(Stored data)
==================================================
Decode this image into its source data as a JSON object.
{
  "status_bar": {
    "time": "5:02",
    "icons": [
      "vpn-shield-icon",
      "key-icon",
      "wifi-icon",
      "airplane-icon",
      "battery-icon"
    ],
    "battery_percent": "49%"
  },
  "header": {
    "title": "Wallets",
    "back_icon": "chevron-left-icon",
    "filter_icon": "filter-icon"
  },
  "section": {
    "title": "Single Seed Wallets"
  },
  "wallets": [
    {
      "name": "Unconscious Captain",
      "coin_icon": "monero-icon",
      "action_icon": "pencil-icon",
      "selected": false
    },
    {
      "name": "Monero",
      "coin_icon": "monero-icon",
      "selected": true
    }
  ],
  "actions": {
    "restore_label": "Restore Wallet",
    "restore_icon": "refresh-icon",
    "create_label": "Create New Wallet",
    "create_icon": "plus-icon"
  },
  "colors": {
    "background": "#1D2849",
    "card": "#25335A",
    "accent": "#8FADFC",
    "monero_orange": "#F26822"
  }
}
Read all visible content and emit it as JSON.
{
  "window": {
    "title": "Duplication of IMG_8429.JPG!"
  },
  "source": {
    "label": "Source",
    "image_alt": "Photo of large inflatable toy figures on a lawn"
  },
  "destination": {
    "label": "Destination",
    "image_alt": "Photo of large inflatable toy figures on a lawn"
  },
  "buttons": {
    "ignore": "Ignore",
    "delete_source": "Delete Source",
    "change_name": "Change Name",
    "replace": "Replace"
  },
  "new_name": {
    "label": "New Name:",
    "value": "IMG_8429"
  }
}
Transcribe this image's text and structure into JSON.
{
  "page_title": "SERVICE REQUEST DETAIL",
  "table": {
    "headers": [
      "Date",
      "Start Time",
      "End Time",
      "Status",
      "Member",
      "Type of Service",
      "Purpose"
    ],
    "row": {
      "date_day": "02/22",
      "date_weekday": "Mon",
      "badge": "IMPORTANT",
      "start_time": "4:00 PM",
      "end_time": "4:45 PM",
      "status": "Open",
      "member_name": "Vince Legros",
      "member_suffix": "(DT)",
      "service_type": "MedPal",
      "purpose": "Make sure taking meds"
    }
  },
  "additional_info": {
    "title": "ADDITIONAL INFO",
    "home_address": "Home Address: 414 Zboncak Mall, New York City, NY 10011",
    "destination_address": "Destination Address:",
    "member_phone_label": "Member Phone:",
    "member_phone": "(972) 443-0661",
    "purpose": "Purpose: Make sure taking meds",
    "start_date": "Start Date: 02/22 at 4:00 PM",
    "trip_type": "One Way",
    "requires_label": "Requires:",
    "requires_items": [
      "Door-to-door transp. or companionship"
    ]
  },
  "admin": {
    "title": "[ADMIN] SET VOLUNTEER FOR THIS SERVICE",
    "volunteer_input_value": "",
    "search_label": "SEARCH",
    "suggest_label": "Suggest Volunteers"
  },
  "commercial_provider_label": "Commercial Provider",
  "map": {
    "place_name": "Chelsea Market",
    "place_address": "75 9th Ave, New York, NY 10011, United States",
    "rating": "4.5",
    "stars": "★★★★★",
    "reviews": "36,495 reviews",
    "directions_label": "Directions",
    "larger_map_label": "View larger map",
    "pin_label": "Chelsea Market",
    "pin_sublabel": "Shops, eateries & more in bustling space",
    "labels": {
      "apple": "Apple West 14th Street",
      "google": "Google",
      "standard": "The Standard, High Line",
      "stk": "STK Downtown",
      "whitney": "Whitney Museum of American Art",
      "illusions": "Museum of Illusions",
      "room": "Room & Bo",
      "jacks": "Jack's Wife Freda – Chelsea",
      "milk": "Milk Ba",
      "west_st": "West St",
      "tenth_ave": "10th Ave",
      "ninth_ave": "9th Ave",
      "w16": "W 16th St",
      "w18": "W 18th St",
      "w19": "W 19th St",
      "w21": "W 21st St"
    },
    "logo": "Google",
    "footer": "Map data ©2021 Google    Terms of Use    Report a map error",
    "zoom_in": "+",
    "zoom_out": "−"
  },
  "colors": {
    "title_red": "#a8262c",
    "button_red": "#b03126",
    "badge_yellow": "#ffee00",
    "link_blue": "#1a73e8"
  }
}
==================================================
**WHAT IS REQUIRED**
Of all the lines in the listing above, how many contain the word "Market"? Answer with the number alone.

**SOLUTION TO THE PROBLEM**
2